_Direction_.
Show every line below where "mapr" can be found.

_Entries shown_.
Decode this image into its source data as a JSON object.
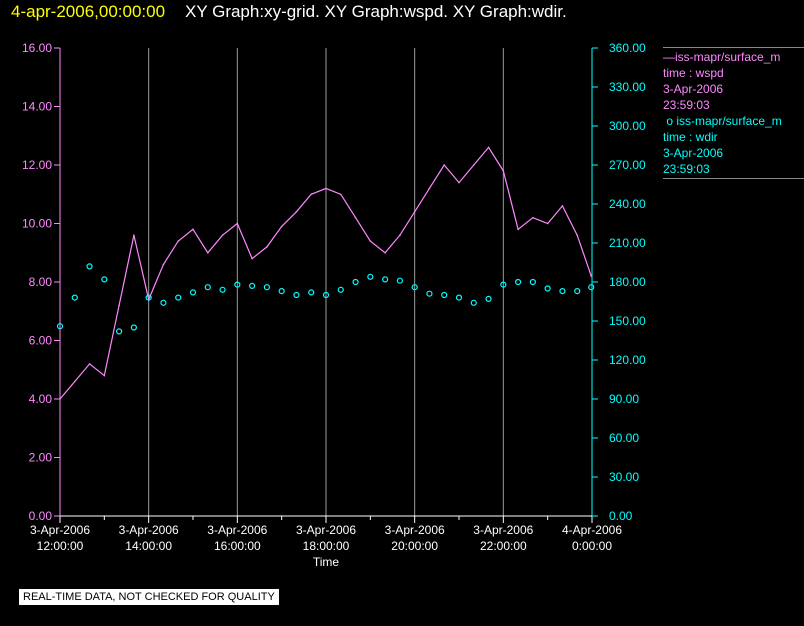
{
  "header": {
    "date": "4-apr-2006,00:00:00",
    "title": "XY Graph:xy-grid.  XY Graph:wspd.  XY Graph:wdir."
  },
  "legend": {
    "wspd": {
      "name": "iss-mapr/surface_m",
      "label": "time : wspd",
      "date": "3-Apr-2006",
      "time": "23:59:03",
      "color": "#ff88ff"
    },
    "wdir": {
      "name": "iss-mapr/surface_m",
      "label": "time : wdir",
      "date": "3-Apr-2006",
      "time": "23:59:03",
      "color": "#00ffff"
    }
  },
  "notice": "REAL-TIME DATA, NOT CHECKED FOR QUALITY",
  "chart_data": {
    "type": "line",
    "xlabel": "Time",
    "x_ticks": [
      {
        "date": "3-Apr-2006",
        "time": "12:00:00"
      },
      {
        "date": "3-Apr-2006",
        "time": "14:00:00"
      },
      {
        "date": "3-Apr-2006",
        "time": "16:00:00"
      },
      {
        "date": "3-Apr-2006",
        "time": "18:00:00"
      },
      {
        "date": "3-Apr-2006",
        "time": "20:00:00"
      },
      {
        "date": "3-Apr-2006",
        "time": "22:00:00"
      },
      {
        "date": "4-Apr-2006",
        "time": "0:00:00"
      }
    ],
    "xlim": [
      "2006-04-03T12:00:00",
      "2006-04-04T00:00:00"
    ],
    "grid": "vertical",
    "y_left": {
      "ticks": [
        "0.00",
        "2.00",
        "4.00",
        "6.00",
        "8.00",
        "10.00",
        "12.00",
        "14.00",
        "16.00"
      ],
      "ylim": [
        0,
        16
      ],
      "color": "#ff88ff"
    },
    "y_right": {
      "ticks": [
        "0.00",
        "30.00",
        "60.00",
        "90.00",
        "120.00",
        "150.00",
        "180.00",
        "210.00",
        "240.00",
        "270.00",
        "300.00",
        "330.00",
        "360.00"
      ],
      "ylim": [
        0,
        360
      ],
      "color": "#00ffff"
    },
    "series": [
      {
        "name": "iss-mapr/surface_m (time : wspd)",
        "axis": "left",
        "style": "line",
        "color": "#ff88ff",
        "x": [
          "12:00",
          "12:20",
          "12:40",
          "13:00",
          "13:20",
          "13:40",
          "14:00",
          "14:20",
          "14:40",
          "15:00",
          "15:20",
          "15:40",
          "16:00",
          "16:20",
          "16:40",
          "17:00",
          "17:20",
          "17:40",
          "18:00",
          "18:20",
          "18:40",
          "19:00",
          "19:20",
          "19:40",
          "20:00",
          "20:20",
          "20:40",
          "21:00",
          "21:20",
          "21:40",
          "22:00",
          "22:20",
          "22:40",
          "23:00",
          "23:20",
          "23:40",
          "23:59"
        ],
        "y": [
          4.0,
          4.6,
          5.2,
          4.8,
          7.2,
          9.6,
          7.4,
          8.6,
          9.4,
          9.8,
          9.0,
          9.6,
          10.0,
          8.8,
          9.2,
          9.9,
          10.4,
          11.0,
          11.2,
          11.0,
          10.2,
          9.4,
          9.0,
          9.6,
          10.4,
          11.2,
          12.0,
          11.4,
          12.0,
          12.6,
          11.8,
          9.8,
          10.2,
          10.0,
          10.6,
          9.6,
          8.2
        ]
      },
      {
        "name": "iss-mapr/surface_m (time : wdir)",
        "axis": "right",
        "style": "scatter",
        "color": "#00ffff",
        "x": [
          "12:00",
          "12:20",
          "12:40",
          "13:00",
          "13:20",
          "13:40",
          "14:00",
          "14:20",
          "14:40",
          "15:00",
          "15:20",
          "15:40",
          "16:00",
          "16:20",
          "16:40",
          "17:00",
          "17:20",
          "17:40",
          "18:00",
          "18:20",
          "18:40",
          "19:00",
          "19:20",
          "19:40",
          "20:00",
          "20:20",
          "20:40",
          "21:00",
          "21:20",
          "21:40",
          "22:00",
          "22:20",
          "22:40",
          "23:00",
          "23:20",
          "23:40",
          "23:59"
        ],
        "y": [
          146,
          168,
          192,
          182,
          142,
          145,
          168,
          164,
          168,
          172,
          176,
          174,
          178,
          177,
          176,
          173,
          170,
          172,
          170,
          174,
          180,
          184,
          182,
          181,
          176,
          171,
          170,
          168,
          164,
          167,
          178,
          180,
          180,
          175,
          173,
          173,
          176
        ]
      }
    ]
  }
}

_Completed exercise_.
      "name": "iss-mapr/surface_m",
      "name": "iss-mapr/surface_m",
        "name": "iss-mapr/surface_m (time : wspd)",
        "name": "iss-mapr/surface_m (time : wdir)",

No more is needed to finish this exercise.